Using the records provided below, locate and copy each line that contains the word "title".

--- Exercise data ---

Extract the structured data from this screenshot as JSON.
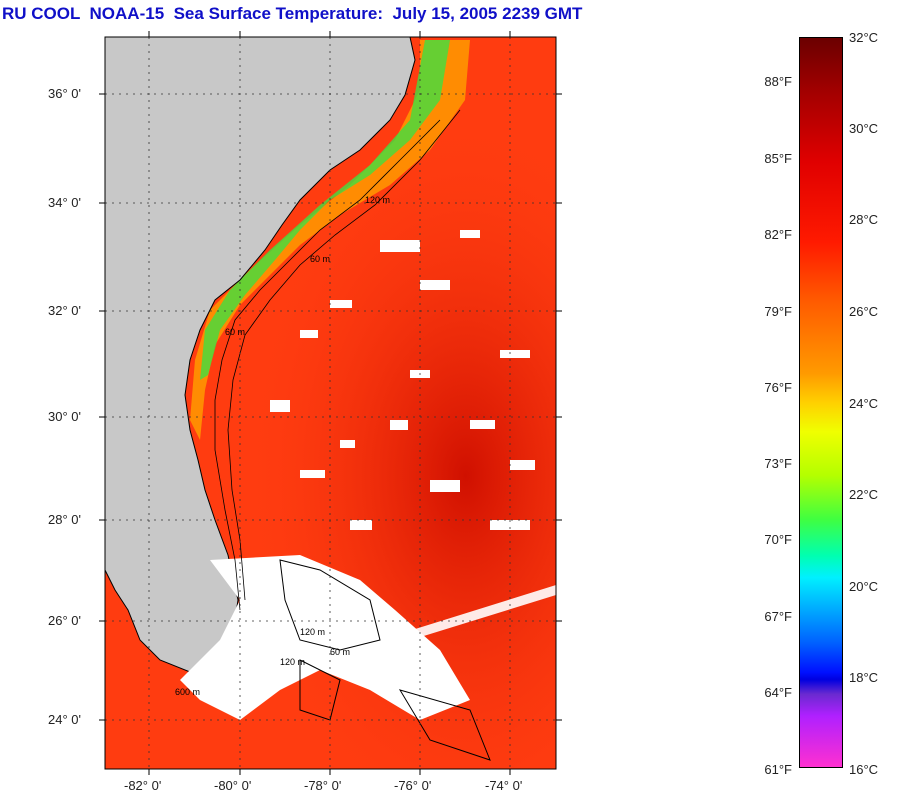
{
  "title": "RU COOL  NOAA-15  Sea Surface Temperature:  July 15, 2005 2239 GMT",
  "map": {
    "lat_labels": [
      "36° 0'",
      "34° 0'",
      "32° 0'",
      "30° 0'",
      "28° 0'",
      "26° 0'",
      "24° 0'"
    ],
    "lon_labels": [
      "-82° 0'",
      "-80° 0'",
      "-78° 0'",
      "-76° 0'",
      "-74° 0'"
    ],
    "contour_labels": [
      "120 m",
      "60 m",
      "120 m",
      "60 m",
      "120 m",
      "60 m",
      "600 m"
    ],
    "colors": {
      "land": "#c8c8c8",
      "ocean_warm": "#ff3c10",
      "cloud": "#ffffff",
      "frame": "#000000"
    }
  },
  "colorbar": {
    "celsius_labels": [
      "32°C",
      "30°C",
      "28°C",
      "26°C",
      "24°C",
      "22°C",
      "20°C",
      "18°C",
      "16°C"
    ],
    "fahrenheit_labels": [
      "88°F",
      "85°F",
      "82°F",
      "79°F",
      "76°F",
      "73°F",
      "70°F",
      "67°F",
      "64°F",
      "61°F"
    ],
    "range_c": [
      16,
      32
    ],
    "range_f": [
      61,
      89.6
    ]
  }
}
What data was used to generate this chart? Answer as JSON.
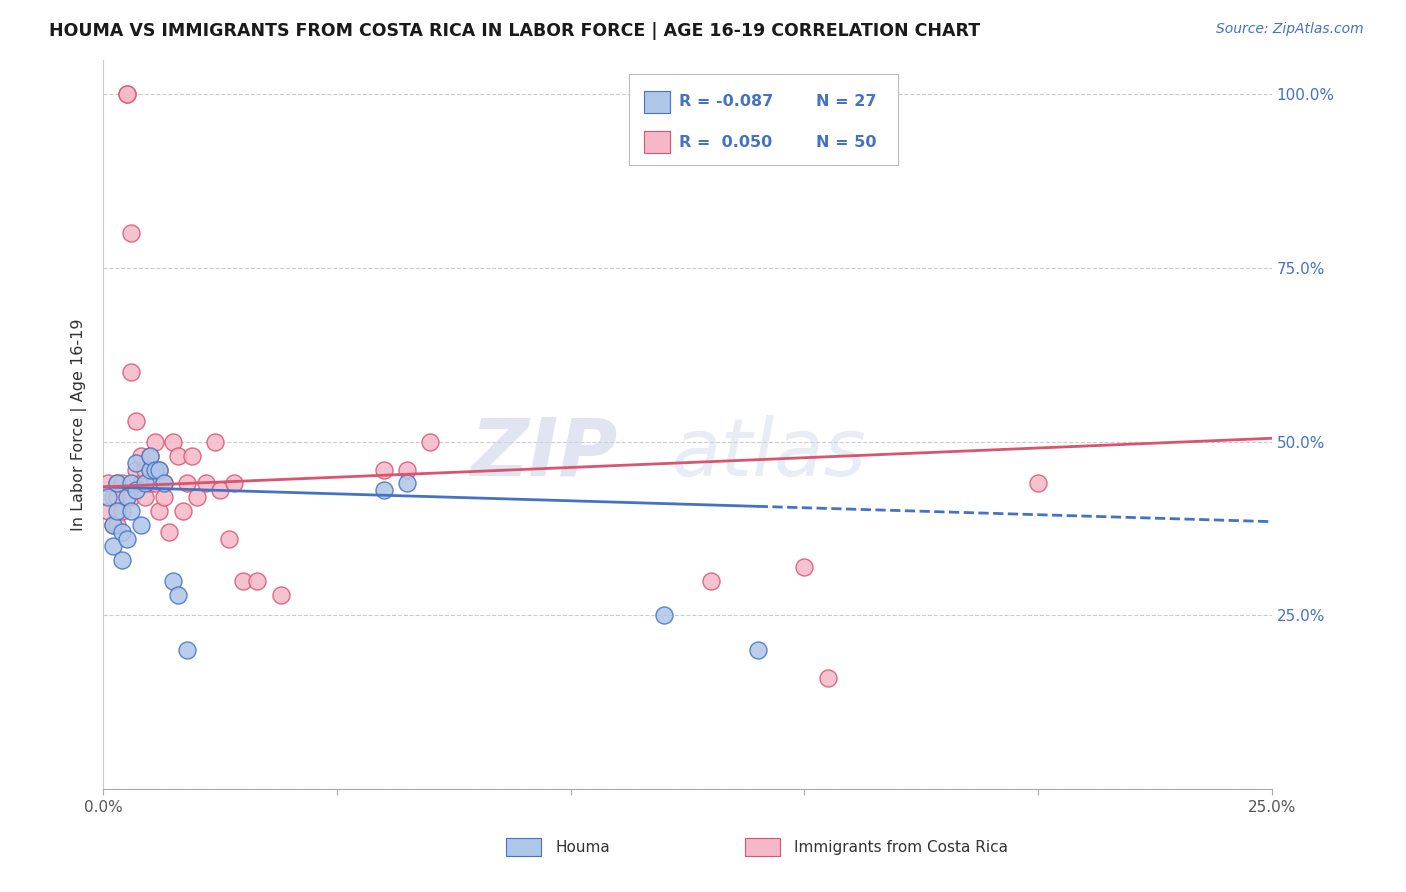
{
  "title": "HOUMA VS IMMIGRANTS FROM COSTA RICA IN LABOR FORCE | AGE 16-19 CORRELATION CHART",
  "source": "Source: ZipAtlas.com",
  "ylabel": "In Labor Force | Age 16-19",
  "xlim": [
    0.0,
    0.25
  ],
  "ylim": [
    0.0,
    1.05
  ],
  "ytick_positions": [
    0.0,
    0.25,
    0.5,
    0.75,
    1.0
  ],
  "ytick_labels": [
    "",
    "25.0%",
    "50.0%",
    "75.0%",
    "100.0%"
  ],
  "houma_color": "#aec6e8",
  "immigrants_color": "#f5b8c8",
  "houma_line_color": "#4472c4",
  "immigrants_line_color": "#d9546e",
  "houma_x": [
    0.001,
    0.002,
    0.002,
    0.003,
    0.003,
    0.004,
    0.004,
    0.005,
    0.005,
    0.006,
    0.006,
    0.007,
    0.007,
    0.008,
    0.009,
    0.01,
    0.01,
    0.011,
    0.012,
    0.013,
    0.015,
    0.016,
    0.018,
    0.06,
    0.065,
    0.12,
    0.14
  ],
  "houma_y": [
    0.42,
    0.38,
    0.35,
    0.4,
    0.44,
    0.37,
    0.33,
    0.42,
    0.36,
    0.44,
    0.4,
    0.47,
    0.43,
    0.38,
    0.44,
    0.46,
    0.48,
    0.46,
    0.46,
    0.44,
    0.3,
    0.28,
    0.2,
    0.43,
    0.44,
    0.25,
    0.2
  ],
  "immigrants_x": [
    0.001,
    0.001,
    0.002,
    0.002,
    0.003,
    0.003,
    0.003,
    0.004,
    0.004,
    0.005,
    0.005,
    0.006,
    0.006,
    0.006,
    0.007,
    0.007,
    0.008,
    0.008,
    0.009,
    0.009,
    0.01,
    0.01,
    0.011,
    0.011,
    0.012,
    0.012,
    0.013,
    0.013,
    0.014,
    0.015,
    0.016,
    0.017,
    0.018,
    0.019,
    0.02,
    0.022,
    0.024,
    0.025,
    0.027,
    0.028,
    0.03,
    0.033,
    0.038,
    0.06,
    0.065,
    0.07,
    0.13,
    0.15,
    0.155,
    0.2
  ],
  "immigrants_y": [
    0.44,
    0.4,
    0.42,
    0.38,
    0.44,
    0.42,
    0.38,
    0.44,
    0.4,
    1.0,
    1.0,
    0.8,
    0.6,
    0.42,
    0.53,
    0.46,
    0.48,
    0.44,
    0.46,
    0.42,
    0.48,
    0.44,
    0.5,
    0.44,
    0.46,
    0.4,
    0.44,
    0.42,
    0.37,
    0.5,
    0.48,
    0.4,
    0.44,
    0.48,
    0.42,
    0.44,
    0.5,
    0.43,
    0.36,
    0.44,
    0.3,
    0.3,
    0.28,
    0.46,
    0.46,
    0.5,
    0.3,
    0.32,
    0.16,
    0.44
  ],
  "houma_line_x0": 0.0,
  "houma_line_x1": 0.25,
  "houma_line_y0": 0.435,
  "houma_line_y1": 0.385,
  "immigrants_line_x0": 0.0,
  "immigrants_line_x1": 0.25,
  "immigrants_line_y0": 0.435,
  "immigrants_line_y1": 0.505
}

---

- _Written response_
  "title": "RU COOL  NOAA-15  Sea Surface Temperature:  July 15, 2005 2239 GMT",
  "title": "HOUMA VS IMMIGRANTS FROM COSTA RICA IN LABOR FORCE | AGE 16-19 CORRELATION CHART",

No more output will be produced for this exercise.